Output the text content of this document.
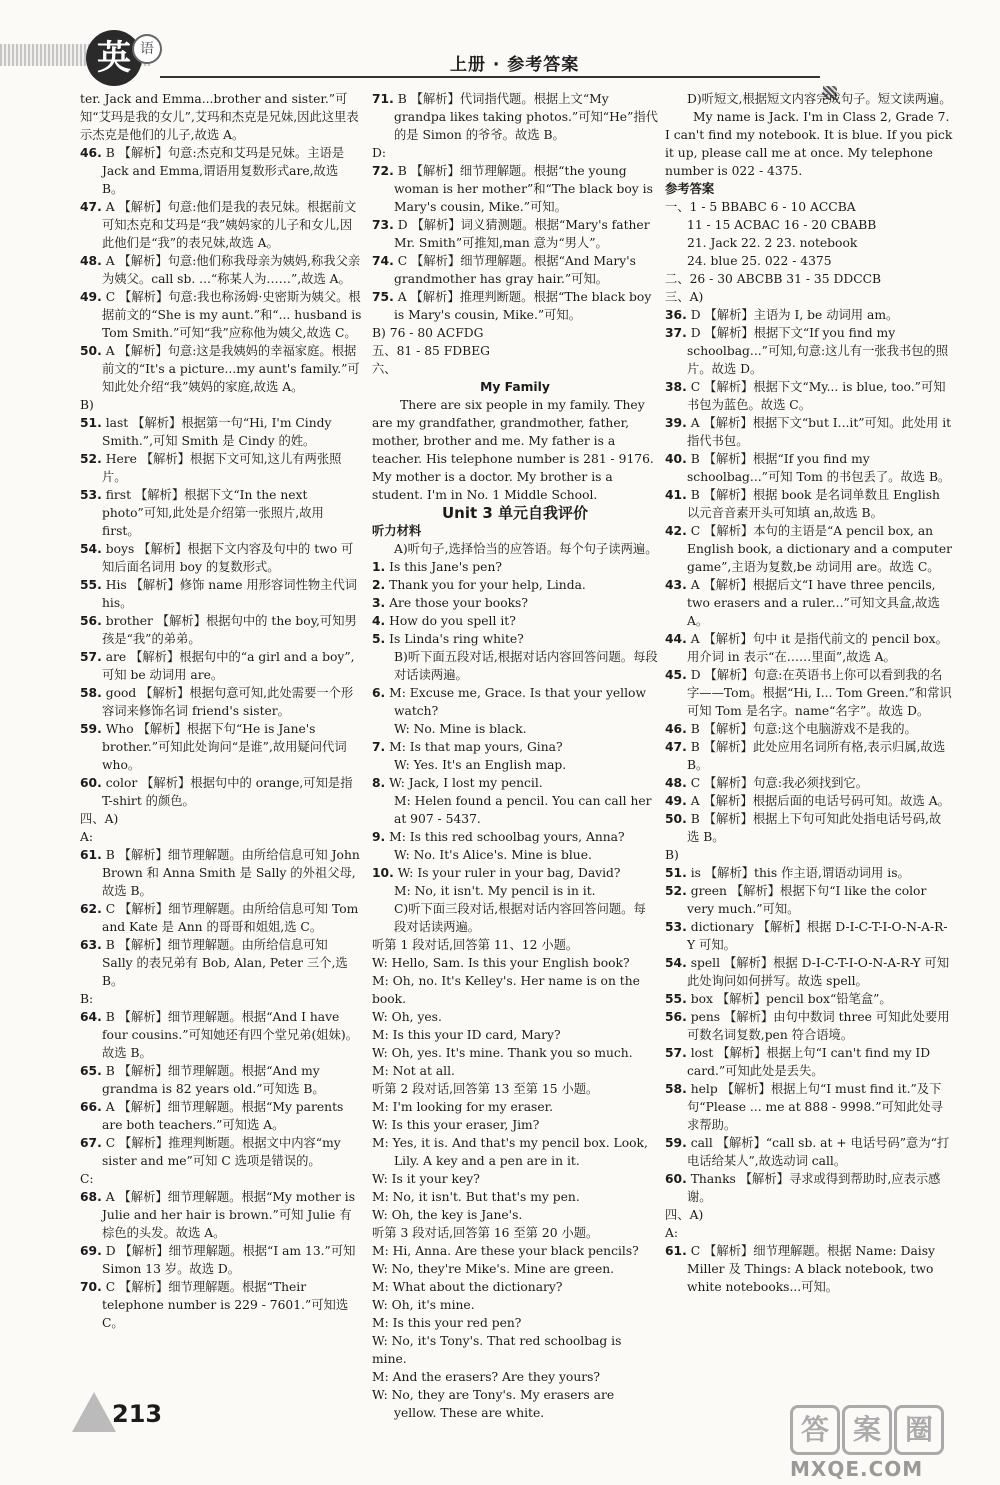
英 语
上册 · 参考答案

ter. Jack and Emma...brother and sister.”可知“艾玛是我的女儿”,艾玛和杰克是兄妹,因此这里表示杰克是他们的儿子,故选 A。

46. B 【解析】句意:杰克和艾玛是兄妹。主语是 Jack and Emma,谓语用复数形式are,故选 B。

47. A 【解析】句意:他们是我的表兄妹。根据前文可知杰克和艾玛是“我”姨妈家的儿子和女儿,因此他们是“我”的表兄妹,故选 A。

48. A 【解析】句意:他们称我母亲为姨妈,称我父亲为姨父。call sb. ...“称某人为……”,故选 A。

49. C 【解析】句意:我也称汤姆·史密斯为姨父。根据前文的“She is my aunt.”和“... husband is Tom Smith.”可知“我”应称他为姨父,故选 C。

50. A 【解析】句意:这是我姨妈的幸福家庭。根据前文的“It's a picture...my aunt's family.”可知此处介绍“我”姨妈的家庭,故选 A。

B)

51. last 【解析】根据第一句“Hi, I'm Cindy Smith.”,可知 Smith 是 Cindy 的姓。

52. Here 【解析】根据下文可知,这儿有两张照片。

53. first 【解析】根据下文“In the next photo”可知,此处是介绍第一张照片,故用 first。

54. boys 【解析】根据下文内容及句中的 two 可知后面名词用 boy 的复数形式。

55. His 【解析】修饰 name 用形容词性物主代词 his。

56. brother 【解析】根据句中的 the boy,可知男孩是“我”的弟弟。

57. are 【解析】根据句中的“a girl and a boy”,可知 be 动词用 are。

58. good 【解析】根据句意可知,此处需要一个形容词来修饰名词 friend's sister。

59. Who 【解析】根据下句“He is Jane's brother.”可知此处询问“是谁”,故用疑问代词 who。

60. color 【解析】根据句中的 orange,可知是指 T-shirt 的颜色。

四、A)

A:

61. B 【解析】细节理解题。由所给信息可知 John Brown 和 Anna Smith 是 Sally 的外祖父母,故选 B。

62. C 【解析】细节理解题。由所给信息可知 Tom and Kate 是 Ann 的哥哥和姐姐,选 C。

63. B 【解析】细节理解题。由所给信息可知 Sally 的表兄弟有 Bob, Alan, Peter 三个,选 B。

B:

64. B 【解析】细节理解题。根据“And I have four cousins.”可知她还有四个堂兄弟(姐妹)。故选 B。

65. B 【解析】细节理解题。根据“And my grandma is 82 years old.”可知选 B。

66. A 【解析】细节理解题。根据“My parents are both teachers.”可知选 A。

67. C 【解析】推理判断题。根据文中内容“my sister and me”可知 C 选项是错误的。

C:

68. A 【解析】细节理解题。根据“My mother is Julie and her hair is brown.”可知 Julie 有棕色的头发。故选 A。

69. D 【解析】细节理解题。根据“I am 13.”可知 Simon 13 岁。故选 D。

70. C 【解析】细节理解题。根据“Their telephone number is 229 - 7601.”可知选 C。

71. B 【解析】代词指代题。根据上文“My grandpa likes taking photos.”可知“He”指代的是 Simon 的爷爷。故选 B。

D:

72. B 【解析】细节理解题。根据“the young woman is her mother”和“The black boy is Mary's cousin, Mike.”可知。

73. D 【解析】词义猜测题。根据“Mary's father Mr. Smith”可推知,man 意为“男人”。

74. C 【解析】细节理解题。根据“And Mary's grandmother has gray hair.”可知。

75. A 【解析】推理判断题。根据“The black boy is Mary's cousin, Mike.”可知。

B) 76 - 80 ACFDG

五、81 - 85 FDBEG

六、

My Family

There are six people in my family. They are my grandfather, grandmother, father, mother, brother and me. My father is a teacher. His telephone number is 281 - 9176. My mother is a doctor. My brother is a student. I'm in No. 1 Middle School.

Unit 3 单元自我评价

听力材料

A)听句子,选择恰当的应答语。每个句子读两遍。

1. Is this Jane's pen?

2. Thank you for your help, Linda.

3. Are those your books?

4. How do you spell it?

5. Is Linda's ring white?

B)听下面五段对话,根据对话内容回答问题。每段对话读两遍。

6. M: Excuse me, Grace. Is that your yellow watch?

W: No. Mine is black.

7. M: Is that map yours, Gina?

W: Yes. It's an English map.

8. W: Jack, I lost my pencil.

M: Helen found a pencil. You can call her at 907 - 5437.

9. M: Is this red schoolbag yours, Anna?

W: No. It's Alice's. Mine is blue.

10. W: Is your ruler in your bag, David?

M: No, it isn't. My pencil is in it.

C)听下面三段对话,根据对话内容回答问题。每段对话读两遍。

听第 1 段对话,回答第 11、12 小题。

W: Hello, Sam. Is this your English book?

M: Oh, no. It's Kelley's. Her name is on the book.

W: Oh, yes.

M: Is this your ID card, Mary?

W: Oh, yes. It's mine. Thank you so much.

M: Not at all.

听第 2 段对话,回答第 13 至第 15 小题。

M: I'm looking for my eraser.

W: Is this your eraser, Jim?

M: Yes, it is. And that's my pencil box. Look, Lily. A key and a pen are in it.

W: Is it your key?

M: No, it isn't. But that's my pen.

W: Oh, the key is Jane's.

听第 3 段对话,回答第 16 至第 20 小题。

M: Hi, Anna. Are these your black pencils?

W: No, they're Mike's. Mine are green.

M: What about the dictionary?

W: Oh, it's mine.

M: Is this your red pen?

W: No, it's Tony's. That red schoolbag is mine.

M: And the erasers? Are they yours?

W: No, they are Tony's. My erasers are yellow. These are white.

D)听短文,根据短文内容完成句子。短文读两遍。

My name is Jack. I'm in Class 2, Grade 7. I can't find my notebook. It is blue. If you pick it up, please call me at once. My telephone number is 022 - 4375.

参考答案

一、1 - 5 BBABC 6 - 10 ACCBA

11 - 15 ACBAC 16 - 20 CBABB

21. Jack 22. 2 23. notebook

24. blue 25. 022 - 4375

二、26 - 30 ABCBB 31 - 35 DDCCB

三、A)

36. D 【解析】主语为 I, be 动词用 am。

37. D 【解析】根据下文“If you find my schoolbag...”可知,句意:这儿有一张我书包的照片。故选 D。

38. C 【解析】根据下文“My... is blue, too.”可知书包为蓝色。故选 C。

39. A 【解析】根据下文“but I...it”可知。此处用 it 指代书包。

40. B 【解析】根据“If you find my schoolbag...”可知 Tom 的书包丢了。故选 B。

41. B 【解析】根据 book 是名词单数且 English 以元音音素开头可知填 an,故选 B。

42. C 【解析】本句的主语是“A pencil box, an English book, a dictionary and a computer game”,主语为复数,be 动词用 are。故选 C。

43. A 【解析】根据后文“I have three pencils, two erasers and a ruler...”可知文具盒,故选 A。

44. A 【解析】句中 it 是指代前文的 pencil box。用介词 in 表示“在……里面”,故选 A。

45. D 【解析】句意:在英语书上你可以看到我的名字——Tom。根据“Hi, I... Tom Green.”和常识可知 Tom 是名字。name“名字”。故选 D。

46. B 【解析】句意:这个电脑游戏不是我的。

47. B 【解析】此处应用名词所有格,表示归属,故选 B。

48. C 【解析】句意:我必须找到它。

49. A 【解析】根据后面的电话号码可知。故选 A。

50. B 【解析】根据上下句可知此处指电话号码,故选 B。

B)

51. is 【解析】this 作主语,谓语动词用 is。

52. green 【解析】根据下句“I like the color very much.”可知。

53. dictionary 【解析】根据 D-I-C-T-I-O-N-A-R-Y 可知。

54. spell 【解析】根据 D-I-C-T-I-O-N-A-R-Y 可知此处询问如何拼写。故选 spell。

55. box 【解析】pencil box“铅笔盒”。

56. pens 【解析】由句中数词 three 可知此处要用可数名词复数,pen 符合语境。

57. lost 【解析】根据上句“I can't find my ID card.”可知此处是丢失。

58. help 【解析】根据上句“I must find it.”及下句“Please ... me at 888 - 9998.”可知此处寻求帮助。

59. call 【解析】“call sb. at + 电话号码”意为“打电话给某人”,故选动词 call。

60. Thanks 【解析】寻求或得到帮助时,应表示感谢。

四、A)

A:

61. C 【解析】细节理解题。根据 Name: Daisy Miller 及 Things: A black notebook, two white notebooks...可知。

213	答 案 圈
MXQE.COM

---

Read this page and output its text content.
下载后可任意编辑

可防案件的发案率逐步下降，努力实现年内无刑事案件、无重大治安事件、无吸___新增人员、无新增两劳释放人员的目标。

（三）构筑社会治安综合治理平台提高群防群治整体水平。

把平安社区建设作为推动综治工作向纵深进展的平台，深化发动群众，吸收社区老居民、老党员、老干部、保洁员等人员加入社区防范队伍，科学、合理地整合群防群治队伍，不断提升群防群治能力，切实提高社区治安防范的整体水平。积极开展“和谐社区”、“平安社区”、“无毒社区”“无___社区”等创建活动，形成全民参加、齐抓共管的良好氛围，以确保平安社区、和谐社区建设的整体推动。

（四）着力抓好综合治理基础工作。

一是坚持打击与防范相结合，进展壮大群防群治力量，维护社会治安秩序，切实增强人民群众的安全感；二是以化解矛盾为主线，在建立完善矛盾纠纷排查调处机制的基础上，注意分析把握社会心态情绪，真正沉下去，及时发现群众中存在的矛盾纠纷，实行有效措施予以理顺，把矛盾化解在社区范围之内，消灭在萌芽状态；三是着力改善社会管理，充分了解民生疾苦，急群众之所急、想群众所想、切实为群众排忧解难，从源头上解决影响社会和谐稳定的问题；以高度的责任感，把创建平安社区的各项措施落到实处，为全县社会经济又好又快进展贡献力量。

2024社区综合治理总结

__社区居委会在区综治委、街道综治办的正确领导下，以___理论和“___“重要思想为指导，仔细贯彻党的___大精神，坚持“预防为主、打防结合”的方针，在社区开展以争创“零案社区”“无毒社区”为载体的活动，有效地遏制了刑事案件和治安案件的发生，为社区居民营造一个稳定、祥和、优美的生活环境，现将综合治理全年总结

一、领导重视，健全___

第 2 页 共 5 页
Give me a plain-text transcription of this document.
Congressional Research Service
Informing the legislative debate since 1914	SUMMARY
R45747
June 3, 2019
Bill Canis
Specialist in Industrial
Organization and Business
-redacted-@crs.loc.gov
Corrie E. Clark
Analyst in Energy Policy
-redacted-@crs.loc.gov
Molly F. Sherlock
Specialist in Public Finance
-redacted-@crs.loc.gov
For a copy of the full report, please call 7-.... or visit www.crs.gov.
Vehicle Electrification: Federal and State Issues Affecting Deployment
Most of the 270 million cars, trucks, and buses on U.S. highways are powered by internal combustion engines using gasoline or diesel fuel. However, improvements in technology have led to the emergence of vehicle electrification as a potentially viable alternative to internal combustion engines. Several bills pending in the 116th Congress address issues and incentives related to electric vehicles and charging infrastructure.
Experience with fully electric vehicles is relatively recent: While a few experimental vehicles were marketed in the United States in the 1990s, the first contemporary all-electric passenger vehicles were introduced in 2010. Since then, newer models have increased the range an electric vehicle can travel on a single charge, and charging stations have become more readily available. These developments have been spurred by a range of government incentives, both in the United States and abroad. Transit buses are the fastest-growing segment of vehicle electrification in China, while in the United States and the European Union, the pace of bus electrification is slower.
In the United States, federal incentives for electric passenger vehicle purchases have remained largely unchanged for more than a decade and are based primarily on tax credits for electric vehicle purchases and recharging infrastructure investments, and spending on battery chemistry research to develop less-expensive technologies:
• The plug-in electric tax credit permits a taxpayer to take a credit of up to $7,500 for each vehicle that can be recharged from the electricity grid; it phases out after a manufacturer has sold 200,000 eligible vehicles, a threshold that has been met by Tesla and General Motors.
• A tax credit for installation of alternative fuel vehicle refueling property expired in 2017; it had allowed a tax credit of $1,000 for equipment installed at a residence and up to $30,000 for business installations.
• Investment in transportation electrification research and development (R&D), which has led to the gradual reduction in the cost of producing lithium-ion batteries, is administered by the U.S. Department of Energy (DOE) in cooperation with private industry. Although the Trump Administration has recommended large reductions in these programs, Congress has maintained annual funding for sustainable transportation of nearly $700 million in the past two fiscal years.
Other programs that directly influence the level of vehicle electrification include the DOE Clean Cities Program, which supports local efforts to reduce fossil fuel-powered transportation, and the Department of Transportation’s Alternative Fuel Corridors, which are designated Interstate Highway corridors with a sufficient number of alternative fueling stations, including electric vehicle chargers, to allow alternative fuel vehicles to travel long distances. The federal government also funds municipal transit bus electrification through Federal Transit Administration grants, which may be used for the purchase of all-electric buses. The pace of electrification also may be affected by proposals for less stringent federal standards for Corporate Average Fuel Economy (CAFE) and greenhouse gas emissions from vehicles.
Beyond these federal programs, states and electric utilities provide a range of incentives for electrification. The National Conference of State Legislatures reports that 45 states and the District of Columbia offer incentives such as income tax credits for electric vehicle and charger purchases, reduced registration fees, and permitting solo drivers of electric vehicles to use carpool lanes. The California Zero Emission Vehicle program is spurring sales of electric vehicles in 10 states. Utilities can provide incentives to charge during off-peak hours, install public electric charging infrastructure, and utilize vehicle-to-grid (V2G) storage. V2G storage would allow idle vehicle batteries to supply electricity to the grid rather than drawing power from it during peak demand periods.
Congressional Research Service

_Instructions for the task_.
Pull every line containing "yours" out of the data above.

_Problem solution_.
7. M: Is that map yours, Gina?
9. M: Is this red schoolbag yours, Anna?
M: And the erasers? Are they yours?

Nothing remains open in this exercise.